Exercise brief: Return all lines with the word "Markowitz" in them.

Data entries:
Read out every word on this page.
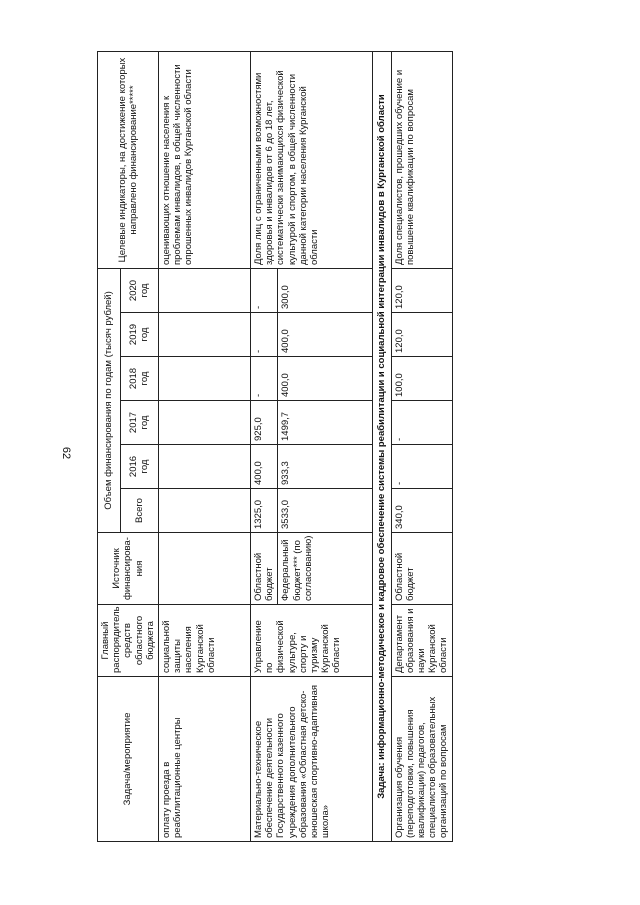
62
Задача/мероприятие	Главный распорядитель средств областного бюджета	Источник финансирова-ния	Объем финансирования по годам (тысяч рублей)						Целевые индикаторы, на достижение которых направлено финансирование*****
			Всего	2016 год	2017 год	2018 год	2019 год	2020 год	
оплату проезда в реабилитационные центры	социальной защиты населения Курганской области								оценивающих отношение населения к проблемам инвалидов, в общей численности опрошенных инвалидов Курганской области
Материально-техническое обеспечение деятельности Государственного казенного учреждения дополнительного образования «Областная детско-юношеская спортивно-адаптивная школа»	Управление по физической культуре, спорту и туризму Курганской области	Областной бюджет	1325,0	400,0	925,0	-	-	-	Доля лиц с ограниченными возможностями здоровья и инвалидов от 6 до 18 лет, систематически занимающихся физической культурой и спортом, в общей численности данной категории населения Курганской области
		Федеральный бюджет*** (по согласованию)	3533,0	933,3	1499,7	400,0	400,0	300,0	
Задача: информационно-методическое и кадровое обеспечение системы реабилитации и социальной интеграции инвалидов в Курганской области									
Организация обучения (переподготовки, повышения квалификации) педагогов, специалистов образовательных организаций по вопросам	Департамент образования и науки Курганской области	Областной бюджет	340,0	-	-	100,0	120,0	120,0	Доля специалистов, прошедших обучение и повышение квалификации по вопросам
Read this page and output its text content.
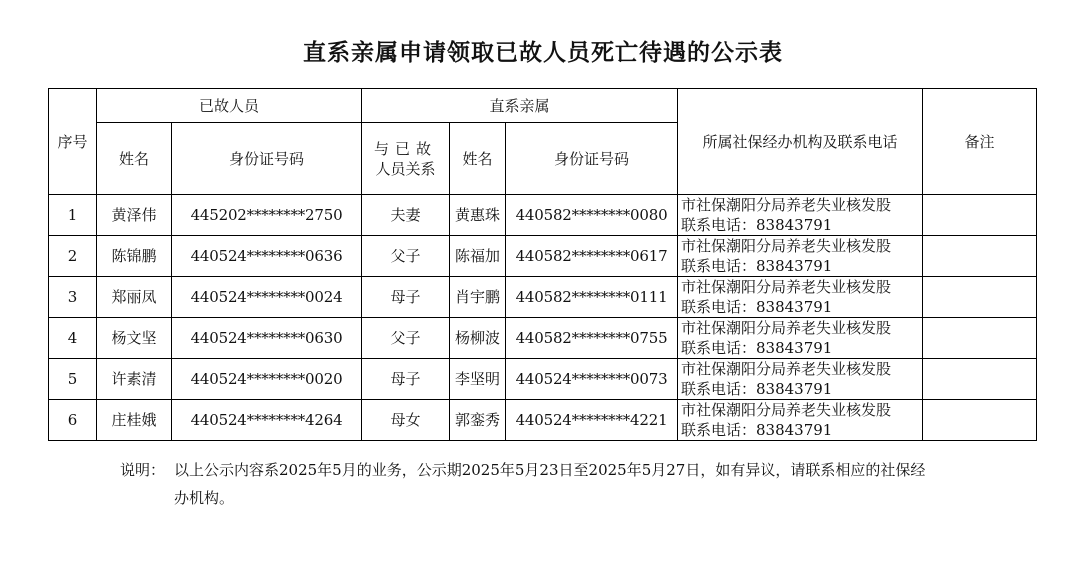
直系亲属申请领取已故人员死亡待遇的公示表
序号	已故人员		直系亲属			所属社保经办机构及联系电话	备注
	姓名	身份证号码	与已故
人员关系	姓名	身份证号码		
1	黄泽伟	445202********2750	夫妻	黄惠珠	440582********0080	市社保潮阳分局养老失业核发股
联系电话：83843791	

2	陈锦鹏	440524********0636	父子	陈福加	440582********0617	市社保潮阳分局养老失业核发股
联系电话：83843791	

3	郑丽凤	440524********0024	母子	肖宇鹏	440582********0111	市社保潮阳分局养老失业核发股
联系电话：83843791	

4	杨文坚	440524********0630	父子	杨柳波	440582********0755	市社保潮阳分局养老失业核发股
联系电话：83843791	

5	许素清	440524********0020	母子	李坚明	440524********0073	市社保潮阳分局养老失业核发股
联系电话：83843791	

6	庄桂娥	440524********4264	母女	郭銮秀	440524********4221	市社保潮阳分局养老失业核发股
联系电话：83843791	

说明： 以上公示内容系2025年5月的业务，公示期2025年5月23日至2025年5月27日，如有异议，请联系相应的社保经办机构。
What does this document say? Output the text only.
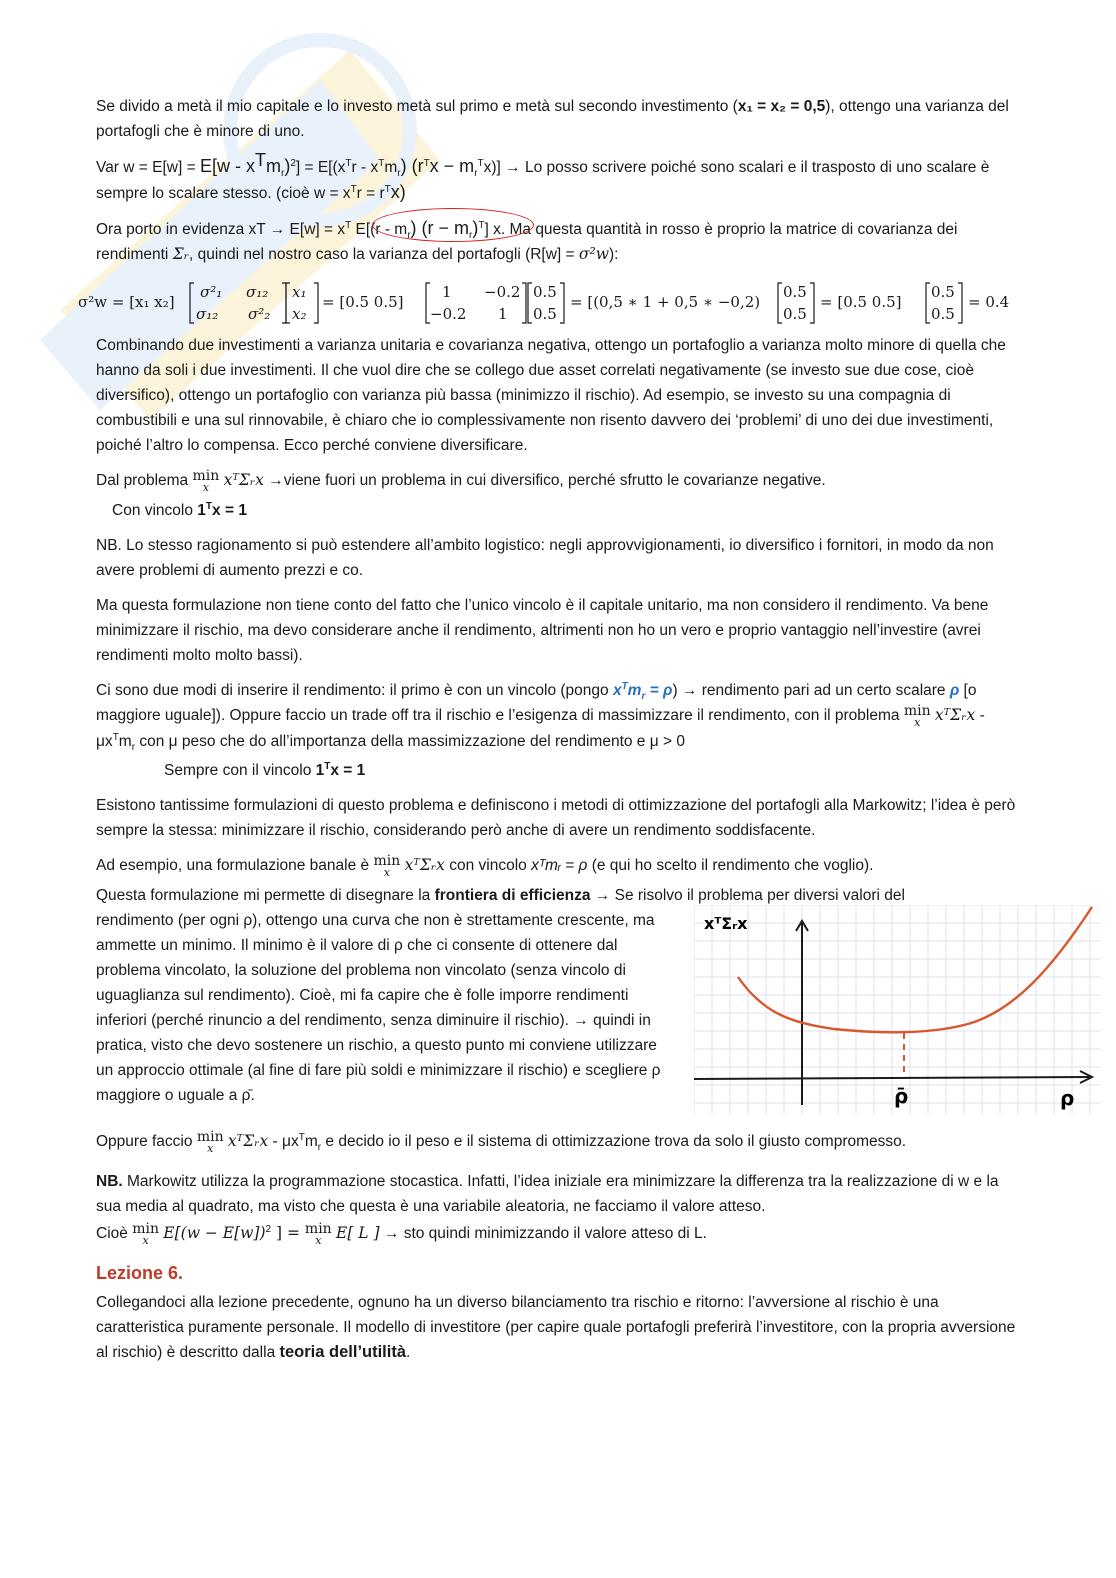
Se divido a metà il mio capitale e lo investo metà sul primo e metà sul secondo investimento (x₁ = x₂ = 0,5), ottengo una varianza del portafogli che è minore di uno.

Var $w = E[w] = E[w - x^Tm_r)^2] = E[(x^Tr - x^Tm_r)$ $(r^Tx - m_r^Tx)] \to Lo$ posso scrivere poiché sono scalari e il trasposto di uno scalare è sempre lo scalare stesso. (cioè $w = x^Tr = r^Tx$)

Ora porto in evidenza xT → $E[w] = x^T$ $E[(r - m_r)$ $(r - m_r)^T$] x. Ma questa quantità in rosso è proprio la matrice di covarianza dei rendimenti Σᵣ, quindi nel nostro caso la varianza del portafogli (R[w] = σ²w):

σ²w = [x₁ x₂]
σ²₁ σ₁₂
σ₁₂ σ²₂
x₁
x₂
= [0.5 0.5]
1 −0.2
−0.2 1
0.5
0.5
= [(0,5 ∗ 1 + 0,5 ∗ −0,2)
0.5
0.5
= [0.5 0.5]
0.5
0.5
= 0.4

Combinando due investimenti a varianza unitaria e covarianza negativa, ottengo un portafoglio a varianza molto minore di quella che hanno da soli i due investimenti. Il che vuol dire che se collego due asset correlati negativamente (se investo sue due cose, cioè diversifico), ottengo un portafoglio con varianza più bassa (minimizzo il rischio). Ad esempio, se investo su una compagnia di combustibili e una sul rinnovabile, è chiaro che io complessivamente non risento davvero dei ‘problemi’ di uno dei due investimenti, poiché l’altro lo compensa. Ecco perché conviene diversificare.

Dal problema min
x xᵀΣᵣx →viene fuori un problema in cui diversifico, perché sfrutto le covarianze negative.

Con vincolo $1^Tx = 1$

NB. Lo stesso ragionamento si può estendere all’ambito logistico: negli approvvigionamenti, io diversifico i fornitori, in modo da non avere problemi di aumento prezzi e co.

Ma questa formulazione non tiene conto del fatto che l’unico vincolo è il capitale unitario, ma non considero il rendimento. Va bene minimizzare il rischio, ma devo considerare anche il rendimento, altrimenti non ho un vero e proprio vantaggio nell’investire (avrei rendimenti molto molto bassi).

Ci sono due modi di inserire il rendimento: il primo è con un vincolo (pongo $x^Tm_r = \rho$) → rendimento pari ad un certo scalare ρ [o maggiore uguale]). Oppure faccio un trade off tra il rischio e l’esigenza di massimizzare il rendimento, con il problema min
x xᵀΣᵣx - $\mu x^Tm_r$ con μ peso che do all’importanza della massimizzazione del rendimento e μ > 0

Sempre con il vincolo $1^Tx = 1$

Esistono tantissime formulazioni di questo problema e definiscono i metodi di ottimizzazione del portafogli alla Markowitz; l’idea è però sempre la stessa: minimizzare il rischio, considerando però anche di avere un rendimento soddisfacente.

Ad esempio, una formulazione banale è min
x xᵀΣᵣx con vincolo xᵀmᵣ = ρ (e qui ho scelto il rendimento che voglio).

Questa formulazione mi permette di disegnare la frontiera di efficienza → Se risolvo il problema per diversi valori del
rendimento (per ogni ρ), ottengo una curva che non è strettamente crescente, ma ammette un minimo. Il minimo è il valore di ρ che ci consente di ottenere dal problema vincolato, la soluzione del problema non vincolato (senza vincolo di uguaglianza sul rendimento). Cioè, mi fa capire che è folle imporre rendimenti inferiori (perché rinuncio a del rendimento, senza diminuire il rischio). → quindi in pratica, visto che devo sostenere un rischio, a questo punto mi conviene utilizzare un approccio ottimale (al fine di fare più soldi e minimizzare il rischio) e scegliere ρ maggiore o uguale a ρ̄.
xᵀΣᵣx
ρ̄	ρ

Oppure faccio min
x xᵀΣᵣx - $\mu x^Tm_r$ e decido io il peso e il sistema di ottimizzazione trova da solo il giusto compromesso.

NB. Markowitz utilizza la programmazione stocastica. Infatti, l’idea iniziale era minimizzare la differenza tra la realizzazione di w e la sua media al quadrato, ma visto che questa è una variabile aleatoria, ne facciamo il valore atteso.

Cioè min
x $E[(w - E[w])^2$ ] = min
x E[ L ] → sto quindi minimizzando il valore atteso di L.

Lezione 6.

Collegandoci alla lezione precedente, ognuno ha un diverso bilanciamento tra rischio e ritorno: l’avversione al rischio è una caratteristica puramente personale. Il modello di investitore (per capire quale portafogli preferirà l’investitore, con la propria avversione al rischio) è descritto dalla teoria dell’utilità.
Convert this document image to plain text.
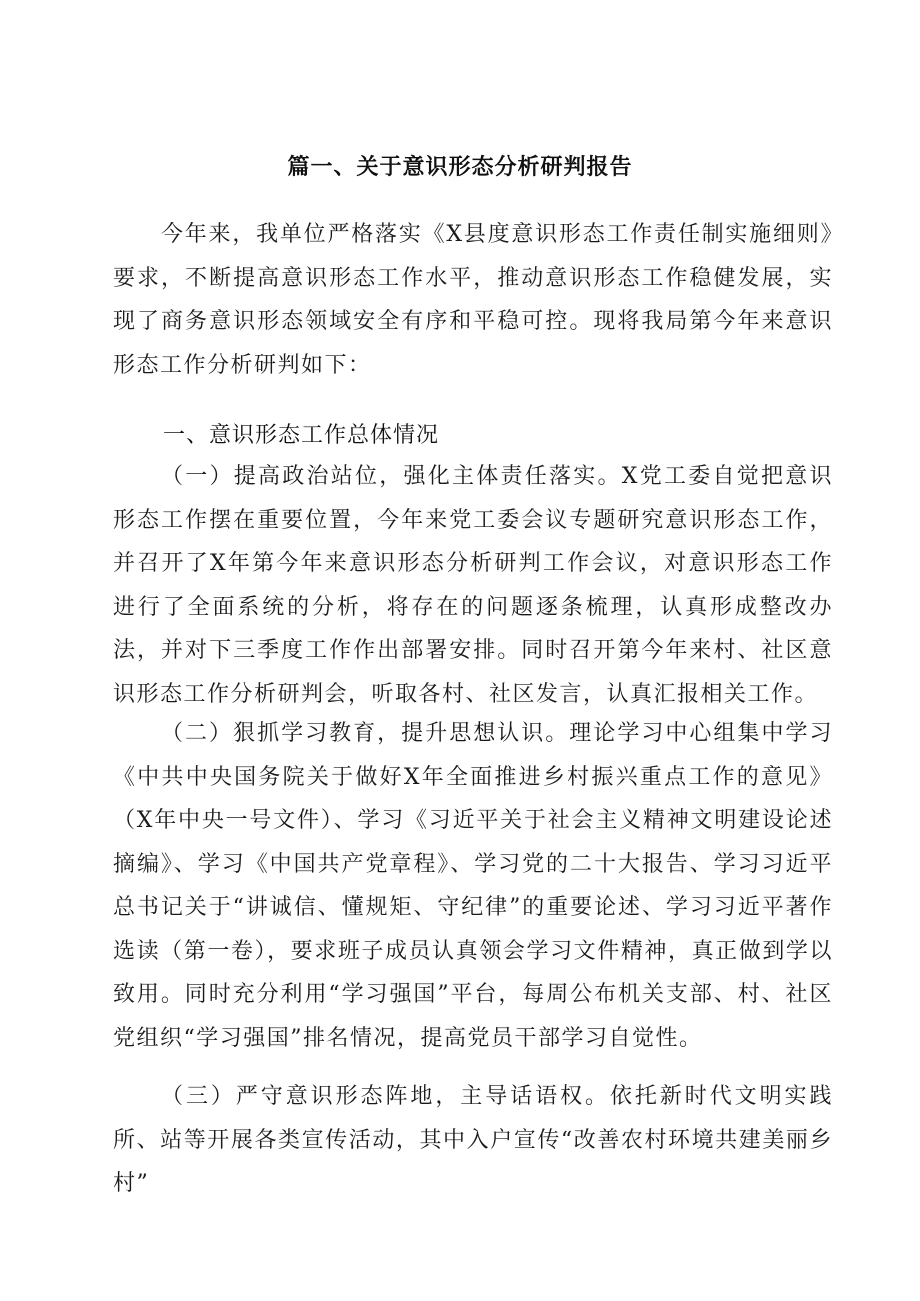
篇一、关于意识形态分析研判报告

今年来，我单位严格落实《X县度意识形态工作责任制实施细则》要求，不断提高意识形态工作水平，推动意识形态工作稳健发展，实现了商务意识形态领域安全有序和平稳可控。现将我局第今年来意识形态工作分析研判如下：

一、意识形态工作总体情况

（一）提高政治站位，强化主体责任落实。X党工委自觉把意识形态工作摆在重要位置，今年来党工委会议专题研究意识形态工作，并召开了X年第今年来意识形态分析研判工作会议，对意识形态工作进行了全面系统的分析，将存在的问题逐条梳理，认真形成整改办法，并对下三季度工作作出部署安排。同时召开第今年来村、社区意识形态工作分析研判会，听取各村、社区发言，认真汇报相关工作。

（二）狠抓学习教育，提升思想认识。理论学习中心组集中学习《中共中央国务院关于做好X年全面推进乡村振兴重点工作的意见》（X年中央一号文件）、学习《习近平关于社会主义精神文明建设论述摘编》、学习《中国共产党章程》、学习党的二十大报告、学习习近平总书记关于“讲诚信、懂规矩、守纪律”的重要论述、学习习近平著作选读（第一卷），要求班子成员认真领会学习文件精神，真正做到学以致用。同时充分利用“学习强国”平台，每周公布机关支部、村、社区党组织“学习强国”排名情况，提高党员干部学习自觉性。

（三）严守意识形态阵地，主导话语权。依托新时代文明实践所、站等开展各类宣传活动，其中入户宣传“改善农村环境共建美丽乡村”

Answer to this problem:
Esistono tantissime formulazioni di questo problema e definiscono i metodi di ottimizzazione del portafogli alla Markowitz; l’idea è però sempre la stessa: minimizzare il rischio, considerando però anche di avere un rendimento soddisfacente.
NB. Markowitz utilizza la programmazione stocastica. Infatti, l’idea iniziale era minimizzare la differenza tra la realizzazione di w e la sua media al quadrato, ma visto che questa è una variabile aleatoria, ne facciamo il valore atteso.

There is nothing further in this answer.